:: JOB ::
Leave out the pictures and copy the remaining records exactly.

(Recorded data)
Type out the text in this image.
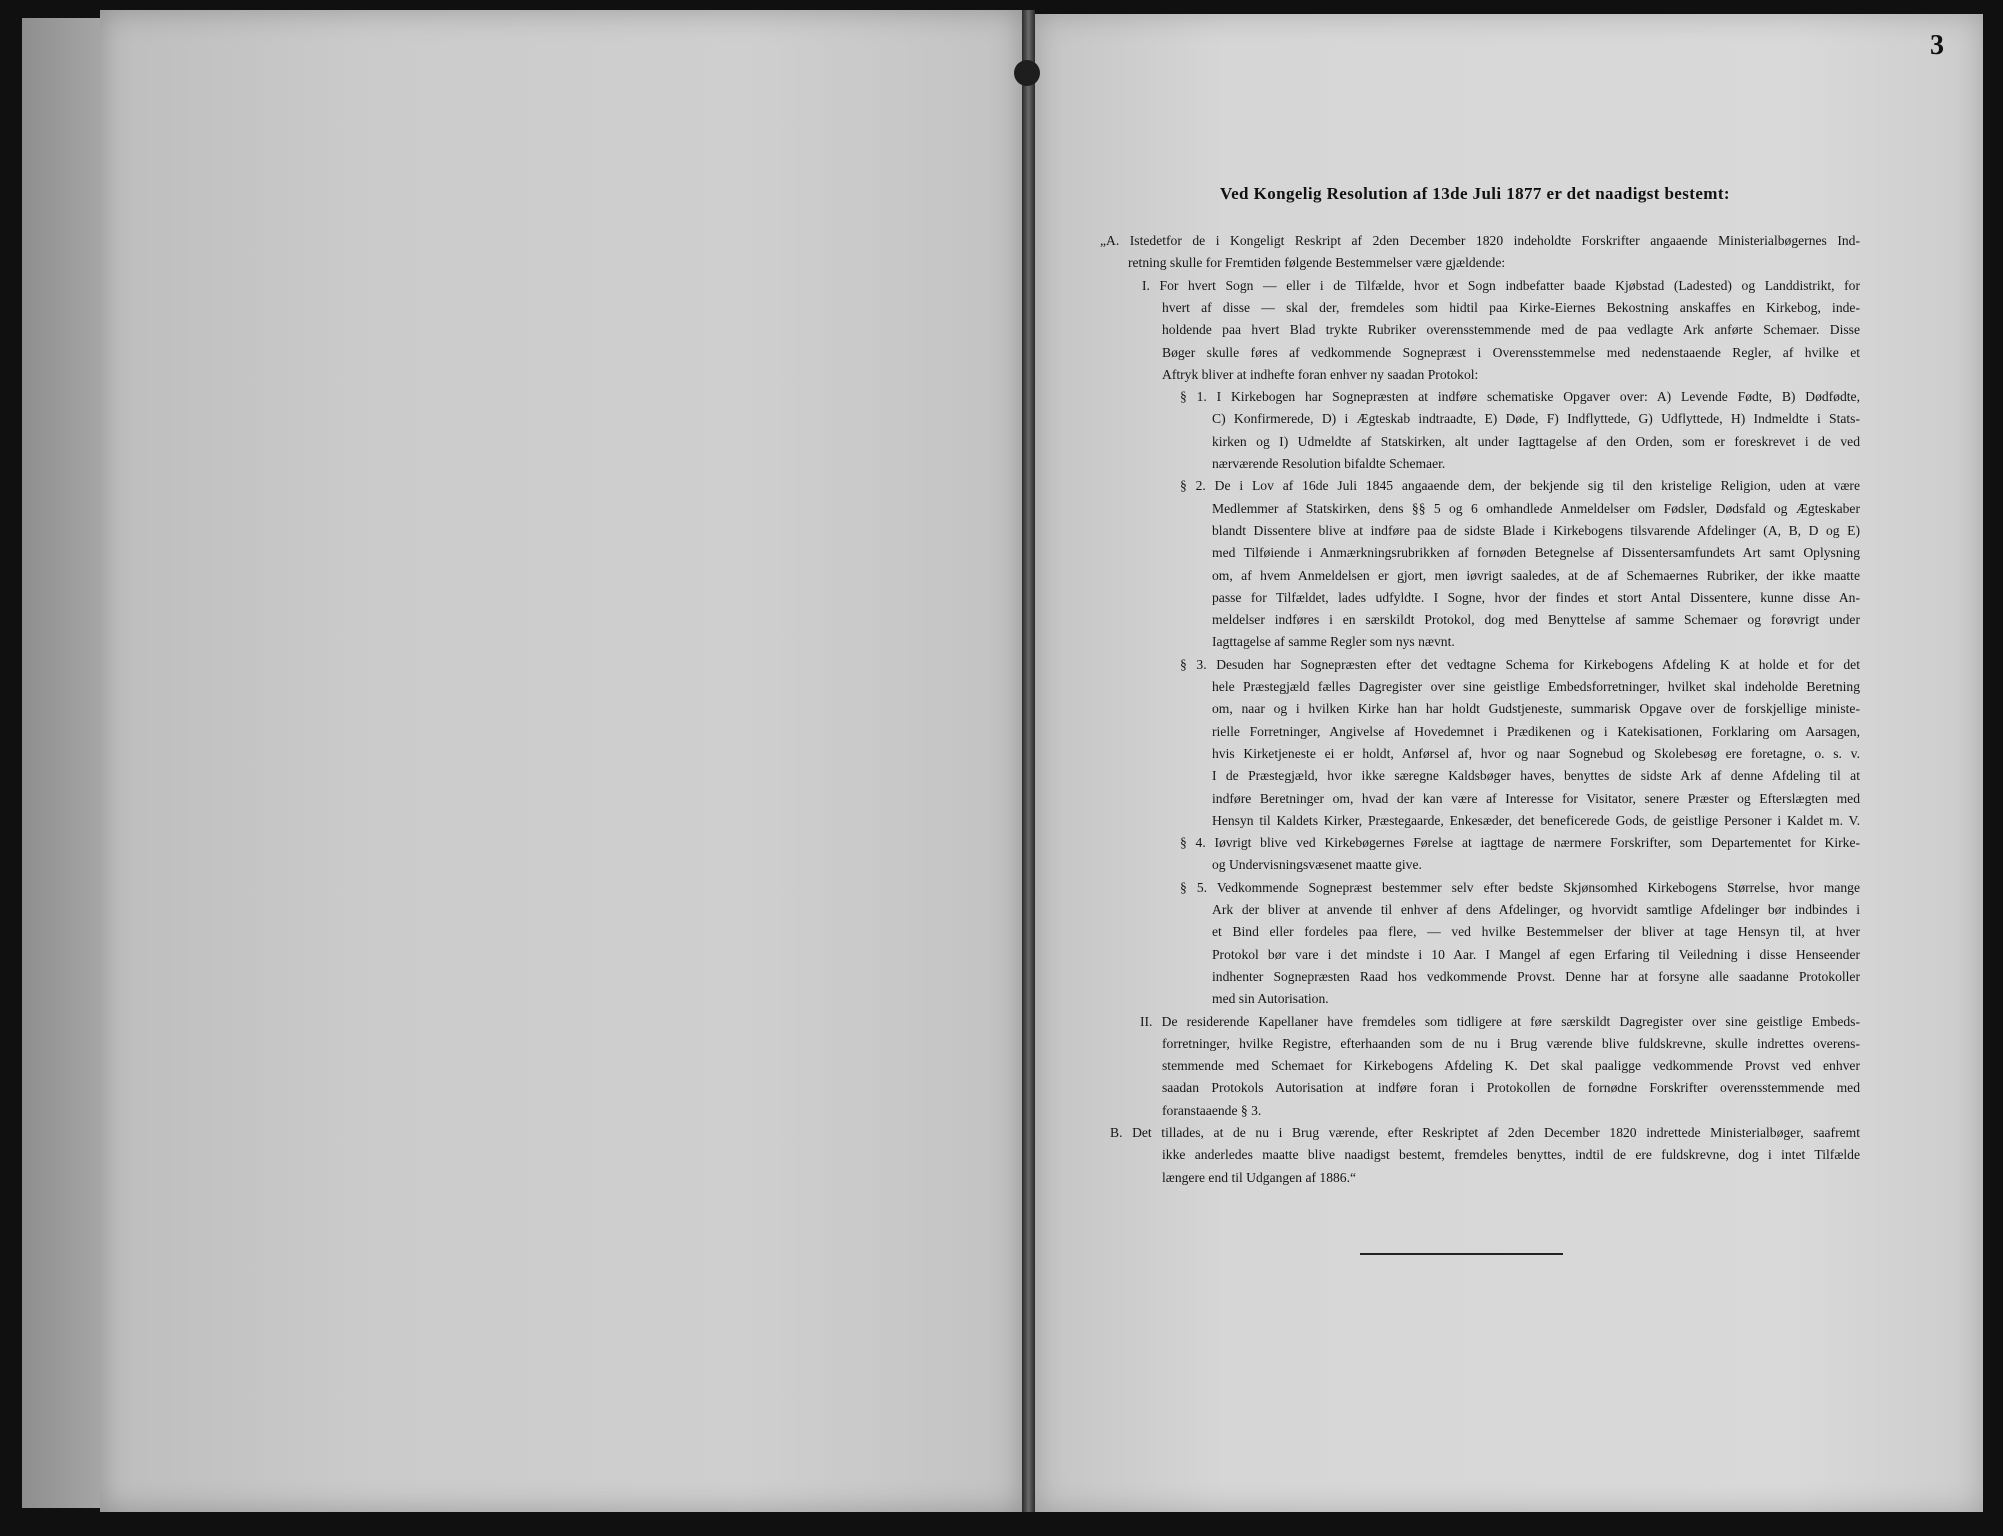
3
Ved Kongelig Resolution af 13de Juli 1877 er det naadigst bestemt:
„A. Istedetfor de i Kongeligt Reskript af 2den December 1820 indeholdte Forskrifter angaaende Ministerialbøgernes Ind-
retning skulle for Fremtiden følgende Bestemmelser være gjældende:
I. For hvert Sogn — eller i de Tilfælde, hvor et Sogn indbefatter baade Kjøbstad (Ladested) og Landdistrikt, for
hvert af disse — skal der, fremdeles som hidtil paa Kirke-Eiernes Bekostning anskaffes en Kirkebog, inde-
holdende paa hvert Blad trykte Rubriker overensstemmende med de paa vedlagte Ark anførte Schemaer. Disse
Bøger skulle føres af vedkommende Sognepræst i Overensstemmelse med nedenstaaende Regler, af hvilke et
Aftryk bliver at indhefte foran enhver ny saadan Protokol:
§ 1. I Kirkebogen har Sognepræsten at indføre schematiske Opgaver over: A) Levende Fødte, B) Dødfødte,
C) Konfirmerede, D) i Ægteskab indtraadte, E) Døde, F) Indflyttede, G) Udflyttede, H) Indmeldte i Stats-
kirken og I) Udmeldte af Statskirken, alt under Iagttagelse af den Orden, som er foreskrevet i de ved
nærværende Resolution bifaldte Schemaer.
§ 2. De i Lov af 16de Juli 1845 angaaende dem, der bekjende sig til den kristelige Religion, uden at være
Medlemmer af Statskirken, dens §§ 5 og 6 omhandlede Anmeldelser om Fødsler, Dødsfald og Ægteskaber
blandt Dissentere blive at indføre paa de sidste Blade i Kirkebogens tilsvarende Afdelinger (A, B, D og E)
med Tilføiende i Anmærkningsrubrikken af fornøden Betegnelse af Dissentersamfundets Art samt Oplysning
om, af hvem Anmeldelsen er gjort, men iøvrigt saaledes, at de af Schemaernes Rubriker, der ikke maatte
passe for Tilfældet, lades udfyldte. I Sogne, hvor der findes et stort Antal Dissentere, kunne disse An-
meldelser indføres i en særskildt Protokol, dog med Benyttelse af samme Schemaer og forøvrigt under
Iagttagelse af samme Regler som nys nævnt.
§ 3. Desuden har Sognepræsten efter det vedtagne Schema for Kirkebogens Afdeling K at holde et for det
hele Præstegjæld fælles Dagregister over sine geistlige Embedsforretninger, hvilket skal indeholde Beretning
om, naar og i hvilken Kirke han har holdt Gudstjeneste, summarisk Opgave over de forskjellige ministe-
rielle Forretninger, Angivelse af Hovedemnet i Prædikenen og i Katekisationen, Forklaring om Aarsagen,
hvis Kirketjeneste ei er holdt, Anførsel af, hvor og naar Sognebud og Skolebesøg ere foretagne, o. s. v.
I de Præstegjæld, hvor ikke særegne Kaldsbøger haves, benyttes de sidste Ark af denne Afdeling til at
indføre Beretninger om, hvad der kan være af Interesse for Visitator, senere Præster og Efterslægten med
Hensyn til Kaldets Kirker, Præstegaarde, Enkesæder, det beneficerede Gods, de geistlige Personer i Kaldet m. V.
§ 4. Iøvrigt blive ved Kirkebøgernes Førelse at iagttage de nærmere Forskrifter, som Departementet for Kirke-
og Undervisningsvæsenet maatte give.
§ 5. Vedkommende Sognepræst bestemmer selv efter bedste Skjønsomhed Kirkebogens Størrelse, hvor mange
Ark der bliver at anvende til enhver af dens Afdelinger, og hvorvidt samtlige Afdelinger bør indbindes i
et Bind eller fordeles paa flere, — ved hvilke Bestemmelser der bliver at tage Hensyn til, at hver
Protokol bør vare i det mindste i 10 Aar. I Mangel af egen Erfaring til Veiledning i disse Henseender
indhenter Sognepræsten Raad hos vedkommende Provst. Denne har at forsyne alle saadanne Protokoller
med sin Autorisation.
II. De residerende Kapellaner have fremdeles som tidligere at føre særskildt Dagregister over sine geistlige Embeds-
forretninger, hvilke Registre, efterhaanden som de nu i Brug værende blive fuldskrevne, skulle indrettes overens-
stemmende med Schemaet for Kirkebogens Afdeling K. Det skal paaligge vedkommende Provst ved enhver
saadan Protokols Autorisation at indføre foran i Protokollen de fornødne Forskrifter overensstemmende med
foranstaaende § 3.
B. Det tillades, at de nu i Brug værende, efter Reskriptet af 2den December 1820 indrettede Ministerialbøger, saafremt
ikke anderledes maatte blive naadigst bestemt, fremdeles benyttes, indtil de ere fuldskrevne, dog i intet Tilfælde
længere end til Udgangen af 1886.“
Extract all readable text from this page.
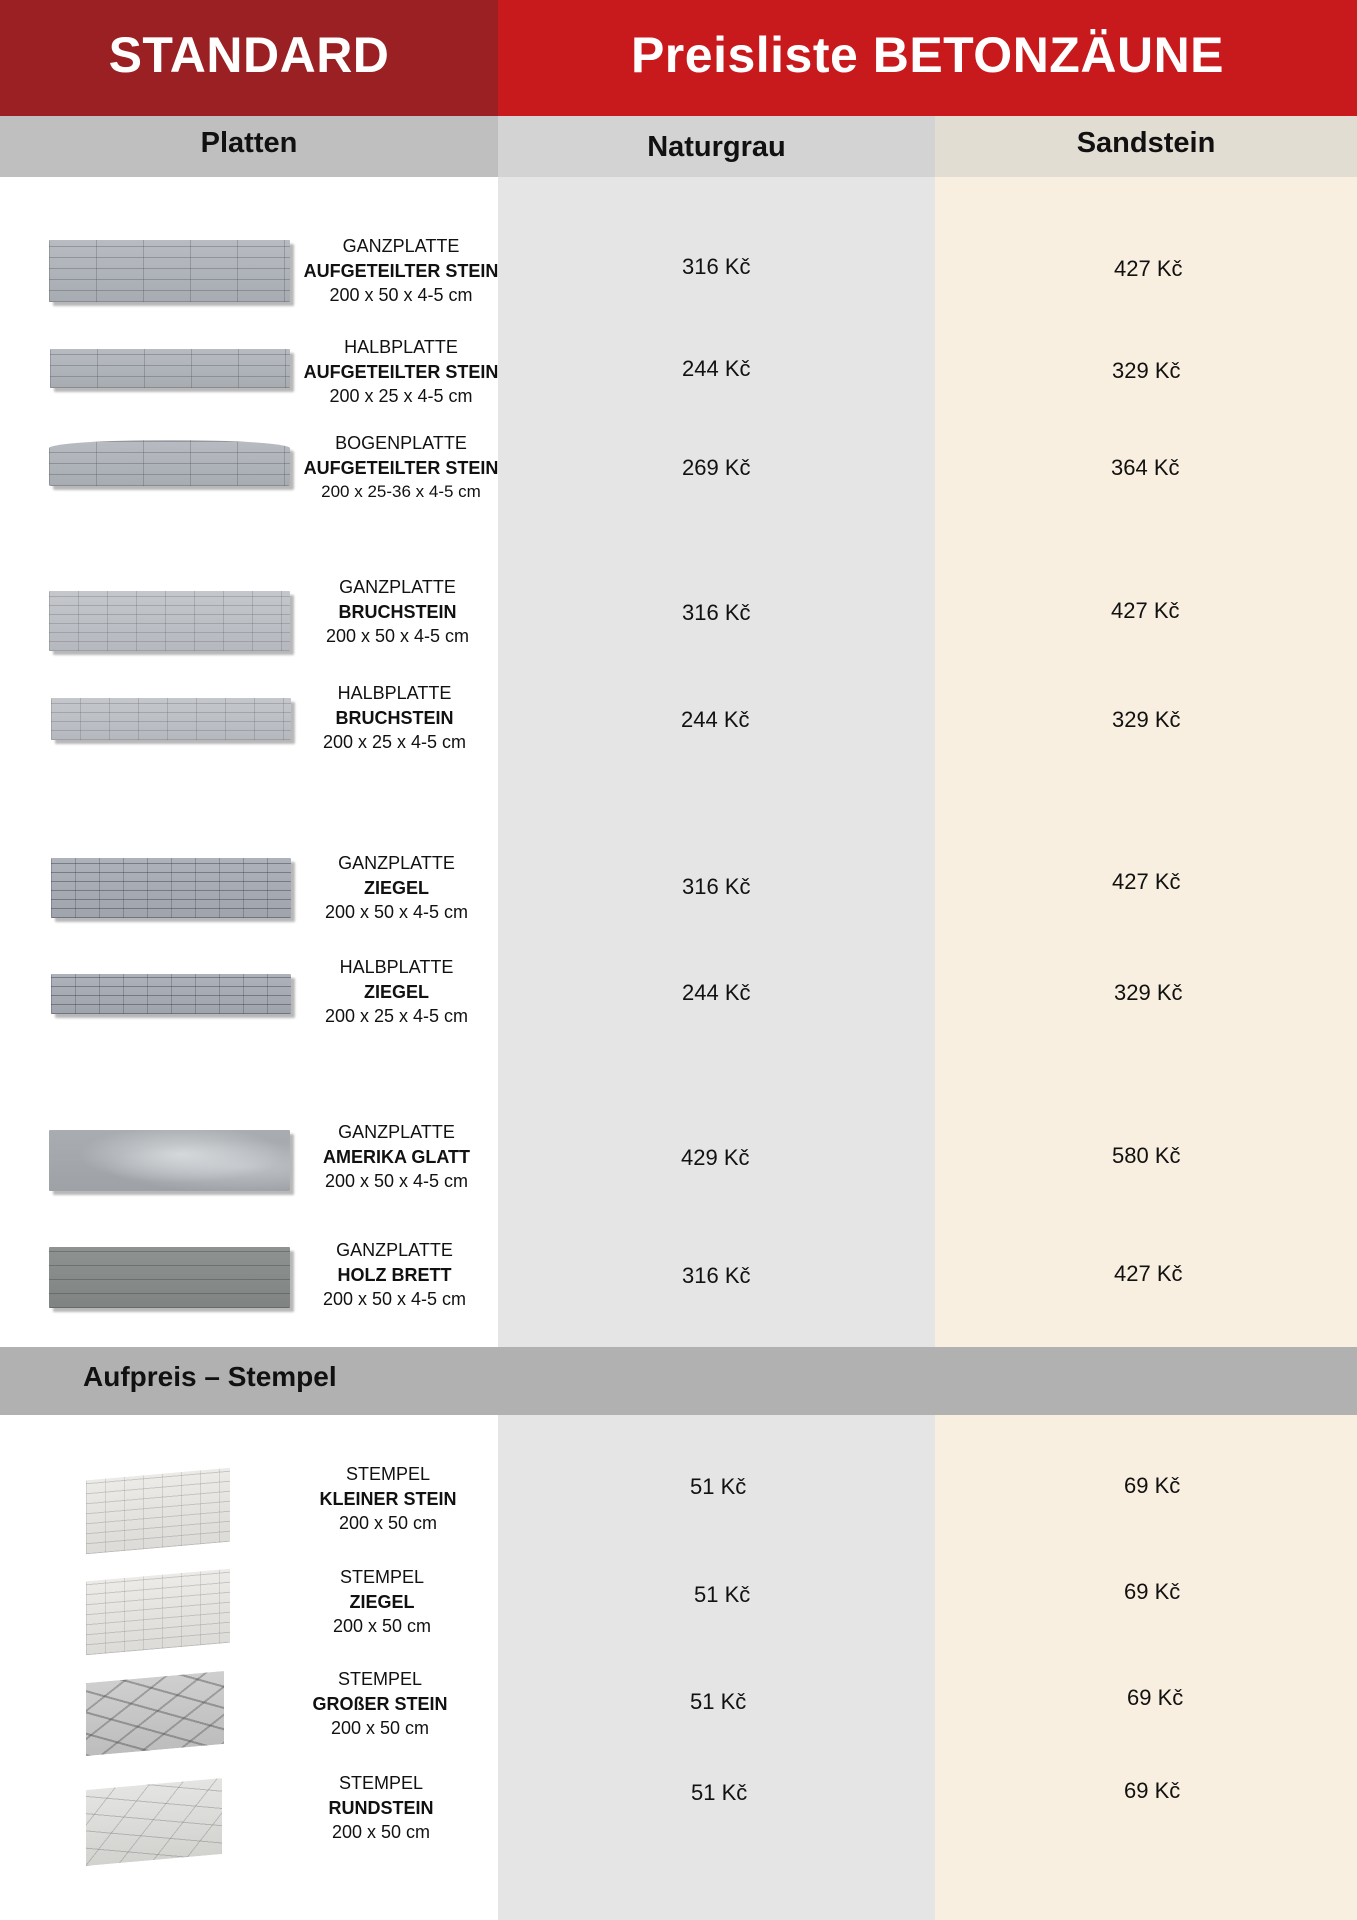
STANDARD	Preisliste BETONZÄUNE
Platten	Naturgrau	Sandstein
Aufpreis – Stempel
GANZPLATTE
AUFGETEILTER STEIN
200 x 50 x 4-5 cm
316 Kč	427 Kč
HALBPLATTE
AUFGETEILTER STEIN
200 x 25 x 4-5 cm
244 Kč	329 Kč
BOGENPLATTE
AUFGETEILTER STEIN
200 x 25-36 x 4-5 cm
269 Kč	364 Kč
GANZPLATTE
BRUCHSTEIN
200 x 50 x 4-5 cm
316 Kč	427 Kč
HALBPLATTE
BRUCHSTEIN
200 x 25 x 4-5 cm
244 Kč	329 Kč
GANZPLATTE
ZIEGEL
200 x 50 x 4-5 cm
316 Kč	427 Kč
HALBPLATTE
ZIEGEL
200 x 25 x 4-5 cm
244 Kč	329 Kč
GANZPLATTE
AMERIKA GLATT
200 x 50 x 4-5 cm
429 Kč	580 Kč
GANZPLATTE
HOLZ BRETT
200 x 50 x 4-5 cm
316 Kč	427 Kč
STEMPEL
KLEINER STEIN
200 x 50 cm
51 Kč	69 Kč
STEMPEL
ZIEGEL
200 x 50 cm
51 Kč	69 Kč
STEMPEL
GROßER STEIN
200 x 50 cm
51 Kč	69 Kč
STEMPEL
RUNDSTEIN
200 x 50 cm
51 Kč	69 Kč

:: FULL ANSWER ::
Type out the text in this image.
3
Ved Kongelig Resolution af 13de Juli 1877 er det naadigst bestemt:
„A. Istedetfor de i Kongeligt Reskript af 2den December 1820 indeholdte Forskrifter angaaende Ministerialbøgernes Ind-
retning skulle for Fremtiden følgende Bestemmelser være gjældende:
I. For hvert Sogn — eller i de Tilfælde, hvor et Sogn indbefatter baade Kjøbstad (Ladested) og Landdistrikt, for
hvert af disse — skal der, fremdeles som hidtil paa Kirke-Eiernes Bekostning anskaffes en Kirkebog, inde-
holdende paa hvert Blad trykte Rubriker overensstemmende med de paa vedlagte Ark anførte Schemaer. Disse
Bøger skulle føres af vedkommende Sognepræst i Overensstemmelse med nedenstaaende Regler, af hvilke et
Aftryk bliver at indhefte foran enhver ny saadan Protokol:
§ 1. I Kirkebogen har Sognepræsten at indføre schematiske Opgaver over: A) Levende Fødte, B) Dødfødte,
C) Konfirmerede, D) i Ægteskab indtraadte, E) Døde, F) Indflyttede, G) Udflyttede, H) Indmeldte i Stats-
kirken og I) Udmeldte af Statskirken, alt under Iagttagelse af den Orden, som er foreskrevet i de ved
nærværende Resolution bifaldte Schemaer.
§ 2. De i Lov af 16de Juli 1845 angaaende dem, der bekjende sig til den kristelige Religion, uden at være
Medlemmer af Statskirken, dens §§ 5 og 6 omhandlede Anmeldelser om Fødsler, Dødsfald og Ægteskaber
blandt Dissentere blive at indføre paa de sidste Blade i Kirkebogens tilsvarende Afdelinger (A, B, D og E)
med Tilføiende i Anmærkningsrubrikken af fornøden Betegnelse af Dissentersamfundets Art samt Oplysning
om, af hvem Anmeldelsen er gjort, men iøvrigt saaledes, at de af Schemaernes Rubriker, der ikke maatte
passe for Tilfældet, lades udfyldte. I Sogne, hvor der findes et stort Antal Dissentere, kunne disse An-
meldelser indføres i en særskildt Protokol, dog med Benyttelse af samme Schemaer og forøvrigt under
Iagttagelse af samme Regler som nys nævnt.
§ 3. Desuden har Sognepræsten efter det vedtagne Schema for Kirkebogens Afdeling K at holde et for det
hele Præstegjæld fælles Dagregister over sine geistlige Embedsforretninger, hvilket skal indeholde Beretning
om, naar og i hvilken Kirke han har holdt Gudstjeneste, summarisk Opgave over de forskjellige ministe-
rielle Forretninger, Angivelse af Hovedemnet i Prædikenen og i Katekisationen, Forklaring om Aarsagen,
hvis Kirketjeneste ei er holdt, Anførsel af, hvor og naar Sognebud og Skolebesøg ere foretagne, o. s. v.
I de Præstegjæld, hvor ikke særegne Kaldsbøger haves, benyttes de sidste Ark af denne Afdeling til at
indføre Beretninger om, hvad der kan være af Interesse for Visitator, senere Præster og Efterslægten med
Hensyn til Kaldets Kirker, Præstegaarde, Enkesæder, det beneficerede Gods, de geistlige Personer i Kaldet m. V.
§ 4. Iøvrigt blive ved Kirkebøgernes Førelse at iagttage de nærmere Forskrifter, som Departementet for Kirke-
og Undervisningsvæsenet maatte give.
§ 5. Vedkommende Sognepræst bestemmer selv efter bedste Skjønsomhed Kirkebogens Størrelse, hvor mange
Ark der bliver at anvende til enhver af dens Afdelinger, og hvorvidt samtlige Afdelinger bør indbindes i
et Bind eller fordeles paa flere, — ved hvilke Bestemmelser der bliver at tage Hensyn til, at hver
Protokol bør vare i det mindste i 10 Aar. I Mangel af egen Erfaring til Veiledning i disse Henseender
indhenter Sognepræsten Raad hos vedkommende Provst. Denne har at forsyne alle saadanne Protokoller
med sin Autorisation.
II. De residerende Kapellaner have fremdeles som tidligere at føre særskildt Dagregister over sine geistlige Embeds-
forretninger, hvilke Registre, efterhaanden som de nu i Brug værende blive fuldskrevne, skulle indrettes overens-
stemmende med Schemaet for Kirkebogens Afdeling K. Det skal paaligge vedkommende Provst ved enhver
saadan Protokols Autorisation at indføre foran i Protokollen de fornødne Forskrifter overensstemmende med
foranstaaende § 3.
B. Det tillades, at de nu i Brug værende, efter Reskriptet af 2den December 1820 indrettede Ministerialbøger, saafremt
ikke anderledes maatte blive naadigst bestemt, fremdeles benyttes, indtil de ere fuldskrevne, dog i intet Tilfælde
længere end til Udgangen af 1886.“
Extract all readable text from this page.
STANDARD	Preisliste BETONZÄUNE
Platten	Naturgrau	Sandstein
Aufpreis – Stempel
GANZPLATTE
AUFGETEILTER STEIN
200 x 50 x 4-5 cm
316 Kč	427 Kč
HALBPLATTE
AUFGETEILTER STEIN
200 x 25 x 4-5 cm
244 Kč	329 Kč
BOGENPLATTE
AUFGETEILTER STEIN
200 x 25-36 x 4-5 cm
269 Kč	364 Kč
GANZPLATTE
BRUCHSTEIN
200 x 50 x 4-5 cm
316 Kč	427 Kč
HALBPLATTE
BRUCHSTEIN
200 x 25 x 4-5 cm
244 Kč	329 Kč
GANZPLATTE
ZIEGEL
200 x 50 x 4-5 cm
316 Kč	427 Kč
HALBPLATTE
ZIEGEL
200 x 25 x 4-5 cm
244 Kč	329 Kč
GANZPLATTE
AMERIKA GLATT
200 x 50 x 4-5 cm
429 Kč	580 Kč
GANZPLATTE
HOLZ BRETT
200 x 50 x 4-5 cm
316 Kč	427 Kč
STEMPEL
KLEINER STEIN
200 x 50 cm
51 Kč	69 Kč
STEMPEL
ZIEGEL
200 x 50 cm
51 Kč	69 Kč
STEMPEL
GROßER STEIN
200 x 50 cm
51 Kč	69 Kč
STEMPEL
RUNDSTEIN
200 x 50 cm
51 Kč	69 Kč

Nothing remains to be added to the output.